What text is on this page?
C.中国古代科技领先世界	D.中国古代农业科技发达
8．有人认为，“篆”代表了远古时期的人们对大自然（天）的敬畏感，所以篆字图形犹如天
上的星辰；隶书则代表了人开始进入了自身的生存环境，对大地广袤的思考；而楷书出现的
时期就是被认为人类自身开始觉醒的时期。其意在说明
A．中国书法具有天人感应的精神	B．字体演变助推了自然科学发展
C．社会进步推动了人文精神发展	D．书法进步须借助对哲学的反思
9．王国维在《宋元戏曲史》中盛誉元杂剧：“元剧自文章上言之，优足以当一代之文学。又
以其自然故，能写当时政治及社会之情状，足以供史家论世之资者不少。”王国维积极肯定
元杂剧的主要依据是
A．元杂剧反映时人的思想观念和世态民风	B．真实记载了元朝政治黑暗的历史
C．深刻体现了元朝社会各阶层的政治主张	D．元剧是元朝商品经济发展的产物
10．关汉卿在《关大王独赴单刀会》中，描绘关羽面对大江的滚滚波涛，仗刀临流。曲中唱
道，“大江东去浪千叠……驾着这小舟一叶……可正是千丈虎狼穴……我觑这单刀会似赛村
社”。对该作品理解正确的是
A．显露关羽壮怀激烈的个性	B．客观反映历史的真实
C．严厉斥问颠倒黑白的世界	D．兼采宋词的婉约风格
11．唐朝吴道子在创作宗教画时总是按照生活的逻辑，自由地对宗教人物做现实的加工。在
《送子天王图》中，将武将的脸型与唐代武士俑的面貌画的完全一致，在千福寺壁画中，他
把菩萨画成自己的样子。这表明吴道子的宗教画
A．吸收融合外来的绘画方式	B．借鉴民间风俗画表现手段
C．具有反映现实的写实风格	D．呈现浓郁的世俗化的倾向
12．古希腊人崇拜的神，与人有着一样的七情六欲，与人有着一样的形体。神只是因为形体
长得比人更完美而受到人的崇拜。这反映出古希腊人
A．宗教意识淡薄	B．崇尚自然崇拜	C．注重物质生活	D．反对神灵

* _The request_: Give a word-for-word copy of the records.

* _Solution to this exercise_:
What text is on this page?
C.中国古代科技领先世界	D.中国古代农业科技发达
8．有人认为，“篆”代表了远古时期的人们对大自然（天）的敬畏感，所以篆字图形犹如天
上的星辰；隶书则代表了人开始进入了自身的生存环境，对大地广袤的思考；而楷书出现的
时期就是被认为人类自身开始觉醒的时期。其意在说明
A．中国书法具有天人感应的精神	B．字体演变助推了自然科学发展
C．社会进步推动了人文精神发展	D．书法进步须借助对哲学的反思
9．王国维在《宋元戏曲史》中盛誉元杂剧：“元剧自文章上言之，优足以当一代之文学。又
以其自然故，能写当时政治及社会之情状，足以供史家论世之资者不少。”王国维积极肯定
元杂剧的主要依据是
A．元杂剧反映时人的思想观念和世态民风	B．真实记载了元朝政治黑暗的历史
C．深刻体现了元朝社会各阶层的政治主张	D．元剧是元朝商品经济发展的产物
10．关汉卿在《关大王独赴单刀会》中，描绘关羽面对大江的滚滚波涛，仗刀临流。曲中唱
道，“大江东去浪千叠……驾着这小舟一叶……可正是千丈虎狼穴……我觑这单刀会似赛村
社”。对该作品理解正确的是
A．显露关羽壮怀激烈的个性	B．客观反映历史的真实
C．严厉斥问颠倒黑白的世界	D．兼采宋词的婉约风格
11．唐朝吴道子在创作宗教画时总是按照生活的逻辑，自由地对宗教人物做现实的加工。在
《送子天王图》中，将武将的脸型与唐代武士俑的面貌画的完全一致，在千福寺壁画中，他
把菩萨画成自己的样子。这表明吴道子的宗教画
A．吸收融合外来的绘画方式	B．借鉴民间风俗画表现手段
C．具有反映现实的写实风格	D．呈现浓郁的世俗化的倾向
12．古希腊人崇拜的神，与人有着一样的七情六欲，与人有着一样的形体。神只是因为形体
长得比人更完美而受到人的崇拜。这反映出古希腊人
A．宗教意识淡薄	B．崇尚自然崇拜	C．注重物质生活	D．反对神灵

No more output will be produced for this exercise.